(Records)

════════════════

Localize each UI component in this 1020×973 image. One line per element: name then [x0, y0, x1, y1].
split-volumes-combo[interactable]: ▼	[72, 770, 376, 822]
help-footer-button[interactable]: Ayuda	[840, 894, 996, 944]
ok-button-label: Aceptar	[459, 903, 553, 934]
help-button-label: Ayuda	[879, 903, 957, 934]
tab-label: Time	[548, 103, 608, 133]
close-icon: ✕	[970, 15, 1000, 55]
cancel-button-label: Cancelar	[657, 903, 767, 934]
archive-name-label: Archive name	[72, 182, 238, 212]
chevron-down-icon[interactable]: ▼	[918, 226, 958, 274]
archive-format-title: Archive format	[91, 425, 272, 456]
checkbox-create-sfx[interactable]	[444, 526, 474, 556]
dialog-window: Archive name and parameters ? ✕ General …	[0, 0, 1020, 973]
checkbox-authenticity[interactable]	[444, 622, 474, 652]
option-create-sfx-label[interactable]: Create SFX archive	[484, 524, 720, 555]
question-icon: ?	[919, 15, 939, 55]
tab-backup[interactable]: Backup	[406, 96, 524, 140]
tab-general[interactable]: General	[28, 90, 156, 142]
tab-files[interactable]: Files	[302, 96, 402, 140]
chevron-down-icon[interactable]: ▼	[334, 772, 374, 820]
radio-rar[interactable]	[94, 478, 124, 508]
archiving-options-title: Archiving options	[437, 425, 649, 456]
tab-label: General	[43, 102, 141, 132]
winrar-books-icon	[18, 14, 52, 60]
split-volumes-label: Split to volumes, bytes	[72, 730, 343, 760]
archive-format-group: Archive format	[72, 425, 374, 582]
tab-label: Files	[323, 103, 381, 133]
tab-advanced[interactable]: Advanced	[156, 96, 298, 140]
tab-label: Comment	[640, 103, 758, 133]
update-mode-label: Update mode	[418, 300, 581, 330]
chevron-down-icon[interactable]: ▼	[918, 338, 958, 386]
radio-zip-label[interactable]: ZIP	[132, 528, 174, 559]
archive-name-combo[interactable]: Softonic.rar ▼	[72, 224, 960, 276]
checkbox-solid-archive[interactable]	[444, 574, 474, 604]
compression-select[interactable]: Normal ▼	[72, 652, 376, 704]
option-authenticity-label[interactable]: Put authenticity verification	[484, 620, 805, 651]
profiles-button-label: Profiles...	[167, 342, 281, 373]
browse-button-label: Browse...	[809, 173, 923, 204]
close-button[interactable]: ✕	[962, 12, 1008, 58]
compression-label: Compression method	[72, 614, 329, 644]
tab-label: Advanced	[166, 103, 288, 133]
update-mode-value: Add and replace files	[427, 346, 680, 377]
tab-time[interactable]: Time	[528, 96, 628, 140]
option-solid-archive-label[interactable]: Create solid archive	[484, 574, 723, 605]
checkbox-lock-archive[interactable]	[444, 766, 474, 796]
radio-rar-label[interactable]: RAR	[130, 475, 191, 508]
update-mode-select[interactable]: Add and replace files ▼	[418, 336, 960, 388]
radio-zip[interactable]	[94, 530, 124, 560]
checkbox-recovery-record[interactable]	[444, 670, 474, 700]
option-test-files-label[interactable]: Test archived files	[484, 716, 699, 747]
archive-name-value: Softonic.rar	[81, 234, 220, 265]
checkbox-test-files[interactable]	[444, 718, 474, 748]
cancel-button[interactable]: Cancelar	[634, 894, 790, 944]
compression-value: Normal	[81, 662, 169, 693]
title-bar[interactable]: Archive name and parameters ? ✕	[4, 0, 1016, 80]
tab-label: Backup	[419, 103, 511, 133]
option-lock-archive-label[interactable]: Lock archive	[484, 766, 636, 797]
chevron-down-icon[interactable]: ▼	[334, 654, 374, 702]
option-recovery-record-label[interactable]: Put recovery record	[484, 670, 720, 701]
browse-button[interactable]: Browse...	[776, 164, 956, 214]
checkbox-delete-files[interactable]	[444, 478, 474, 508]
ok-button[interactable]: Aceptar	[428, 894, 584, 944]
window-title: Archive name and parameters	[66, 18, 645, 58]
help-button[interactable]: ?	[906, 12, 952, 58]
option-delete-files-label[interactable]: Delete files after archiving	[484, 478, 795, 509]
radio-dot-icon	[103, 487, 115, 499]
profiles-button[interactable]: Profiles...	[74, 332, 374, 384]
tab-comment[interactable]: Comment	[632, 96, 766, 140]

════════════════

### Request
Express the lines of the items above as a JSON list of strings, one string per line, from the first line through the line containing "425, 374, 582]", inclusive. Leave out blank lines and include no other lines.

### The answer
[
  "Localize each UI component in this 1020×973 image. One line per element: name then [x0, y0, x1, y1].",
  "split-volumes-combo[interactable]: ▼\t[72, 770, 376, 822]",
  "help-footer-button[interactable]: Ayuda\t[840, 894, 996, 944]",
  "ok-button-label: Aceptar\t[459, 903, 553, 934]",
  "help-button-label: Ayuda\t[879, 903, 957, 934]",
  "tab-label: Time\t[548, 103, 608, 133]",
  "close-icon: ✕\t[970, 15, 1000, 55]",
  "cancel-button-label: Cancelar\t[657, 903, 767, 934]",
  "archive-name-label: Archive name\t[72, 182, 238, 212]",
  "chevron-down-icon[interactable]: ▼\t[918, 226, 958, 274]",
  "archive-format-title: Archive format\t[91, 425, 272, 456]",
  "checkbox-create-sfx[interactable]\t[444, 526, 474, 556]",
  "dialog-window: Archive name and parameters ? ✕ General …\t[0, 0, 1020, 973]",
  "checkbox-authenticity[interactable]\t[444, 622, 474, 652]",
  "option-create-sfx-label[interactable]: Create SFX archive\t[484, 524, 720, 555]",
  "question-icon: ?\t[919, 15, 939, 55]",
  "tab-backup[interactable]: Backup\t[406, 96, 524, 140]",
  "tab-general[interactable]: General\t[28, 90, 156, 142]",
  "tab-files[interactable]: Files\t[302, 96, 402, 140]",
  "chevron-down-icon[interactable]: ▼\t[334, 772, 374, 820]",
  "radio-rar[interactable]\t[94, 478, 124, 508]",
  "archiving-options-title: Archiving options\t[437, 425, 649, 456]",
  "tab-label: General\t[43, 102, 141, 132]",
  "winrar-books-icon\t[18, 14, 52, 60]",
  "split-volumes-label: Split to volumes, bytes\t[72, 730, 343, 760]",
  "archive-format-group: Archive format\t[72, 425, 374, 582]"
]